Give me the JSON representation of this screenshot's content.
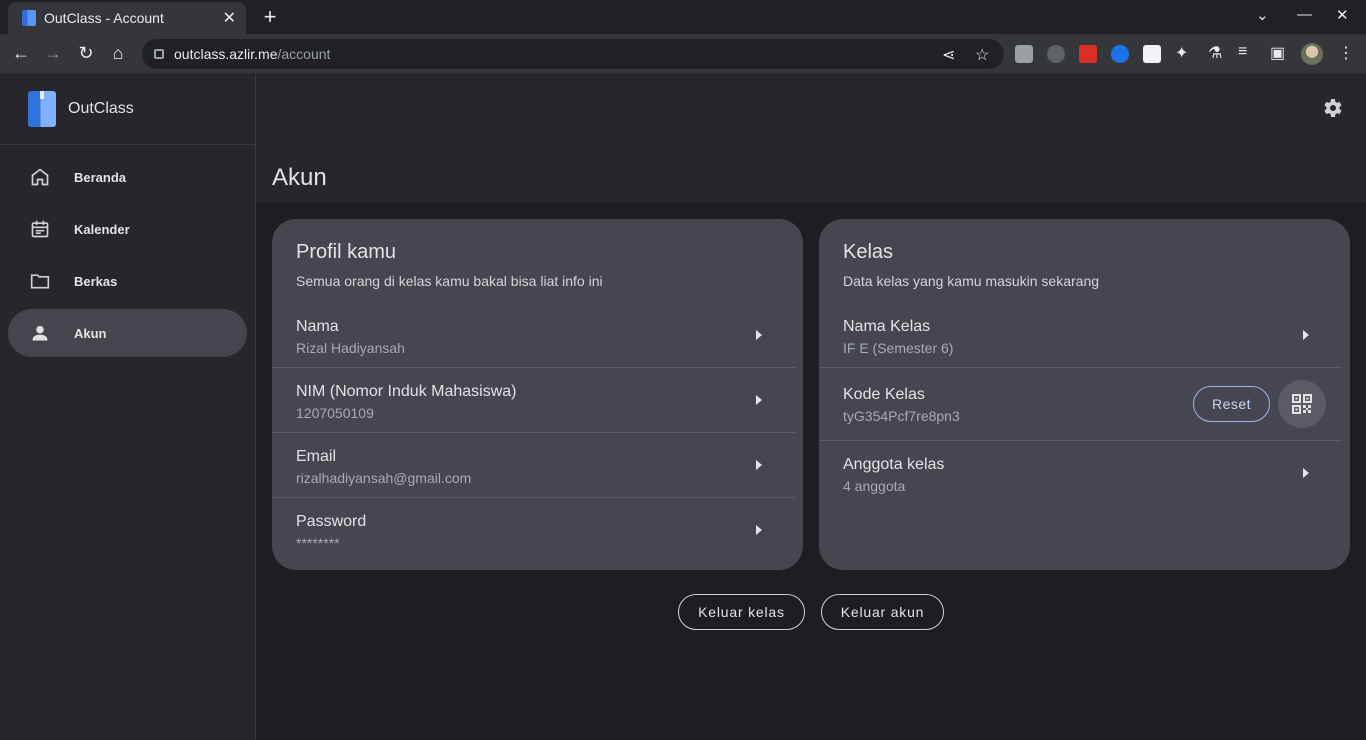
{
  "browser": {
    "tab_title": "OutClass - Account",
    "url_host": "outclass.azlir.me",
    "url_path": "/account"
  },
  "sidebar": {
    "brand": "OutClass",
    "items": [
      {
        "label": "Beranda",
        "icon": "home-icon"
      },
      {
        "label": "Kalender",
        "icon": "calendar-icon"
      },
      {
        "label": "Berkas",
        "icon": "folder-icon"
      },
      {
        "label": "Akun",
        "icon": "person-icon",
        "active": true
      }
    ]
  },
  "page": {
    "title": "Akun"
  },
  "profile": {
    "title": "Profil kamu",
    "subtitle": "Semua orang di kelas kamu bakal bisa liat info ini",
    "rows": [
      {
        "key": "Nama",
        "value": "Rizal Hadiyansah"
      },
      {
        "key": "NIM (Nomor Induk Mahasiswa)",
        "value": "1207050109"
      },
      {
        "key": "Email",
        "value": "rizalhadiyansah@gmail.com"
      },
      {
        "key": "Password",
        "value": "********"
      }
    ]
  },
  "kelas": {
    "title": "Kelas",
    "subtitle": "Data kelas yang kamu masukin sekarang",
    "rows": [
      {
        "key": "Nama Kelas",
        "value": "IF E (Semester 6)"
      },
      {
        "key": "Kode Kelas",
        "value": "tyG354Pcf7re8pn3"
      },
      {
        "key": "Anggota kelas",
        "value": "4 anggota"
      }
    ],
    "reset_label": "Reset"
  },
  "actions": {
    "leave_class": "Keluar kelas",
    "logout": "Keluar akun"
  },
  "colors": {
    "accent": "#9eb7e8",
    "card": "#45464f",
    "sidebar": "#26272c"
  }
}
* * *
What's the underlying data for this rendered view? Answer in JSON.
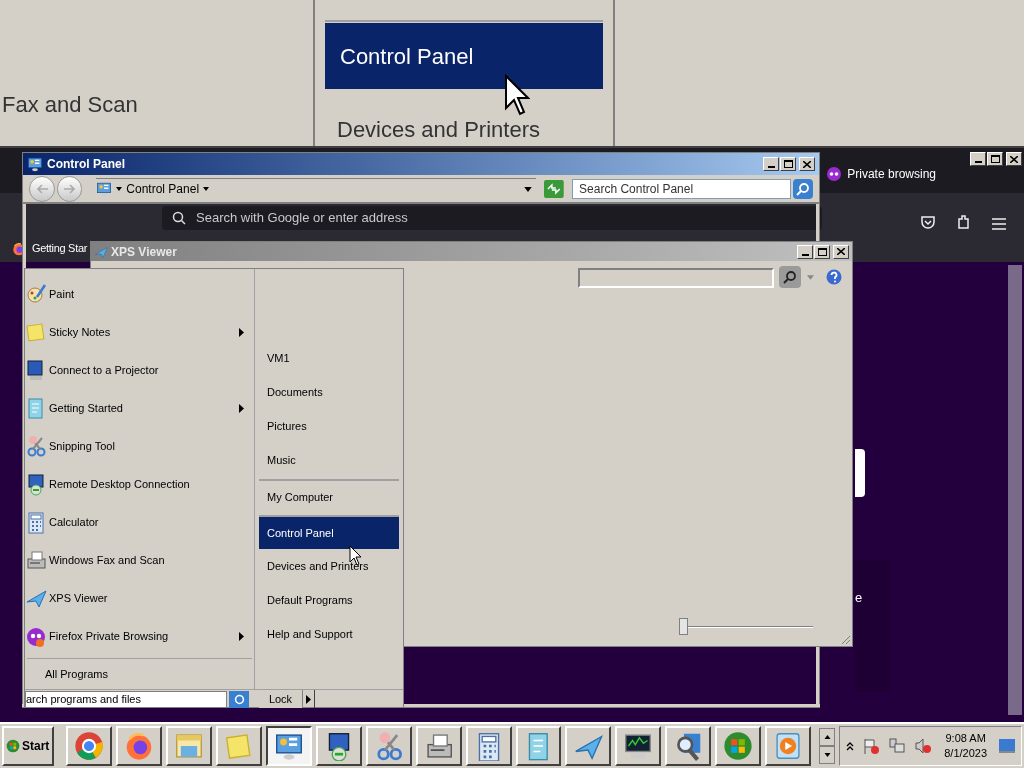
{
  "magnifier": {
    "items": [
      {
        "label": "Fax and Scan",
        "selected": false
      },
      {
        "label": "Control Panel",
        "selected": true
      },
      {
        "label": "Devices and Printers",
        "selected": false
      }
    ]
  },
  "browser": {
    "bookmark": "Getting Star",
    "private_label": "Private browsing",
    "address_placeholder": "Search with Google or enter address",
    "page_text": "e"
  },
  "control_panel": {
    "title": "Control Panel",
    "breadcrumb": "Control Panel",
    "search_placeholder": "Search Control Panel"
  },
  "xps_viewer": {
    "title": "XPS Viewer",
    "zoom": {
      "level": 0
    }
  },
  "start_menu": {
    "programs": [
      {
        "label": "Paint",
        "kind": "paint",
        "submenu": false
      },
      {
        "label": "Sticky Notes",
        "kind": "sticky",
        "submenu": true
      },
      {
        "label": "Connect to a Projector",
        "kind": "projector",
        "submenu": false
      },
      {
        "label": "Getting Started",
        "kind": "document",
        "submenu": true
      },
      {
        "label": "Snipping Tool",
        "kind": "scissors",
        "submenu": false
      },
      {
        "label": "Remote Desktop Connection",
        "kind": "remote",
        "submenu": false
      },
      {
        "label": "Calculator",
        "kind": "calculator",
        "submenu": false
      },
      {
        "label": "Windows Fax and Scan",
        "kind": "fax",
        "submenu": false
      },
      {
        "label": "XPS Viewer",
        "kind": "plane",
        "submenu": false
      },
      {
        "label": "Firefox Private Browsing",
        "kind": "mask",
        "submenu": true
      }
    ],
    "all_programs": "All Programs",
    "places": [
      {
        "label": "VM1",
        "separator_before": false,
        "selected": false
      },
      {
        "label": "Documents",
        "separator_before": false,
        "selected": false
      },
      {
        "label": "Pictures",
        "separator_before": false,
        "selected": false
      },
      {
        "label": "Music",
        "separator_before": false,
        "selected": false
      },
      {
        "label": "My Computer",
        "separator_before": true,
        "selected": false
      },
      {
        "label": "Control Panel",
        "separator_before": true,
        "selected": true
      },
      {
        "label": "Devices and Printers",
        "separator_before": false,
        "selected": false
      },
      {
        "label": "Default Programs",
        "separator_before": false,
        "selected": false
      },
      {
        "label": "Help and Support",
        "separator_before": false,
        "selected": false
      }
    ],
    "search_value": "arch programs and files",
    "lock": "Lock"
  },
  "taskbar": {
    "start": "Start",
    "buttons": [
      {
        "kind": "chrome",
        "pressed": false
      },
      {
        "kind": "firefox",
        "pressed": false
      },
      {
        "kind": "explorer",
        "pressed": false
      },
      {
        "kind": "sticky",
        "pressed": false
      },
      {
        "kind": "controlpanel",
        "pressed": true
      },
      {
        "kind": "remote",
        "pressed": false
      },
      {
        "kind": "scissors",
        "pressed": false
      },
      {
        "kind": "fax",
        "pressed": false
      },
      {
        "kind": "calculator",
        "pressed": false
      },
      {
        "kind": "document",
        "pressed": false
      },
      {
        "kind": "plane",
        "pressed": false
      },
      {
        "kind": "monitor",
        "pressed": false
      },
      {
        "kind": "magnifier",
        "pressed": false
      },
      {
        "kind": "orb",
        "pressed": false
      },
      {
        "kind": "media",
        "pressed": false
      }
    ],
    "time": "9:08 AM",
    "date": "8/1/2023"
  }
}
---
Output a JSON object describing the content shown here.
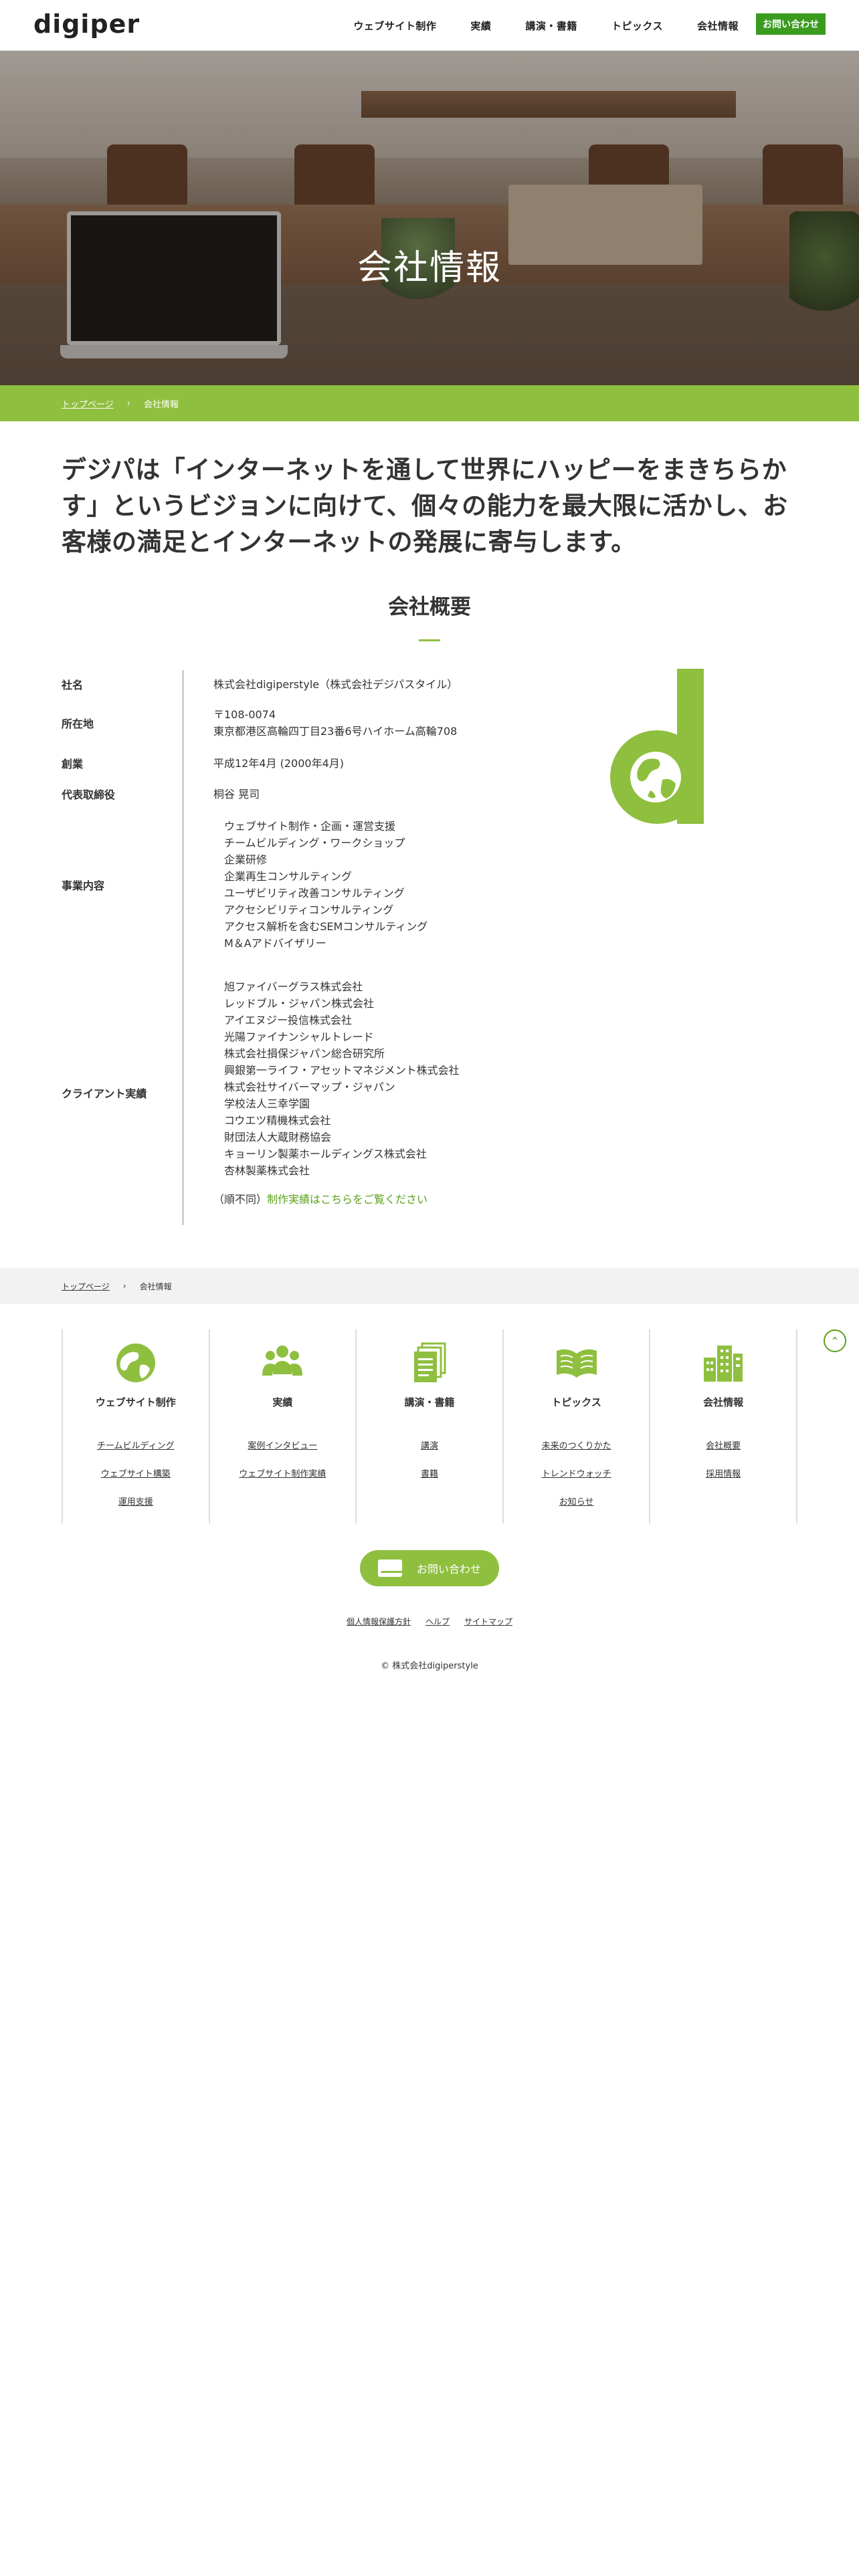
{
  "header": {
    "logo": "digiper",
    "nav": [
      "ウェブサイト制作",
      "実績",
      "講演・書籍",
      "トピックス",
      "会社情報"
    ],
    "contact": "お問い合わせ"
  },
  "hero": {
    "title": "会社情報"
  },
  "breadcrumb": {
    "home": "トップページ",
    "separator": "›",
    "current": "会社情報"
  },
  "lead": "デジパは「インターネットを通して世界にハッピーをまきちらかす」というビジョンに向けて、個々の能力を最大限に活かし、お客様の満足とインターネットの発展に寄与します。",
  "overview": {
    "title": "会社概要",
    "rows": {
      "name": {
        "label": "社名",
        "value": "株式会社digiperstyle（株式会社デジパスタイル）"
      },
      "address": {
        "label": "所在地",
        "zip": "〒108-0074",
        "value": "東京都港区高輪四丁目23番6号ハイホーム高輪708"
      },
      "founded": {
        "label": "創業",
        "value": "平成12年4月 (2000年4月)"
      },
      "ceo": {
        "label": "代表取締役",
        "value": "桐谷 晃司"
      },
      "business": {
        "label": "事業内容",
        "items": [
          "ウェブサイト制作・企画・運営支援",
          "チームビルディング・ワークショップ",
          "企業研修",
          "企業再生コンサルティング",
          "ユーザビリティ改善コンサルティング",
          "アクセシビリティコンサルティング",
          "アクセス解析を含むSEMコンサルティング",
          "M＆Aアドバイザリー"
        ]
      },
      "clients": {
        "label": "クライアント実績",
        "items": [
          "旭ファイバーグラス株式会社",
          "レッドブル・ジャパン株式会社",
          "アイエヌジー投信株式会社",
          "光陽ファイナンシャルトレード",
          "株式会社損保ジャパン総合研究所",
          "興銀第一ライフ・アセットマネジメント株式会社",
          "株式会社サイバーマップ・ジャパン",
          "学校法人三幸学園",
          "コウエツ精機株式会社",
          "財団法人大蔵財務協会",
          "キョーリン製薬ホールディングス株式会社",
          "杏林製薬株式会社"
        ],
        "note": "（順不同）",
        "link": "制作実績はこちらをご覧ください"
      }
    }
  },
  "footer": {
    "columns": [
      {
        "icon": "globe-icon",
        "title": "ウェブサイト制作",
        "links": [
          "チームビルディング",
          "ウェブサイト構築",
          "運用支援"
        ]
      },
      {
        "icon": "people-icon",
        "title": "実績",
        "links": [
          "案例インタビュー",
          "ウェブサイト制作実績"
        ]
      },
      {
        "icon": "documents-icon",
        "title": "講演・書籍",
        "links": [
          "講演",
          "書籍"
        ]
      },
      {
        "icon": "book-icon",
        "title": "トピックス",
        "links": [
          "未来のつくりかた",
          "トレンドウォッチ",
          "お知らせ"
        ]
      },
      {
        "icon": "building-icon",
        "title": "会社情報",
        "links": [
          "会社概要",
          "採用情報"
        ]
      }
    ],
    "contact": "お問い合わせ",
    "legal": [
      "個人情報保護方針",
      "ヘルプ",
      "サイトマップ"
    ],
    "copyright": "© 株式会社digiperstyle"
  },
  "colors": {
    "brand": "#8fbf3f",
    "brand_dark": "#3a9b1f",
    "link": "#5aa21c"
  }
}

### TASK GOAL
Gather every line from the listing above in which the word "subtitle" appears.

### SOLUTION FOR THIS TASK
    "subtitle": "Semua orang di kelas kamu bakal bisa liat info ini",
    "subtitle": "Data kelas yang kamu masukin sekarang",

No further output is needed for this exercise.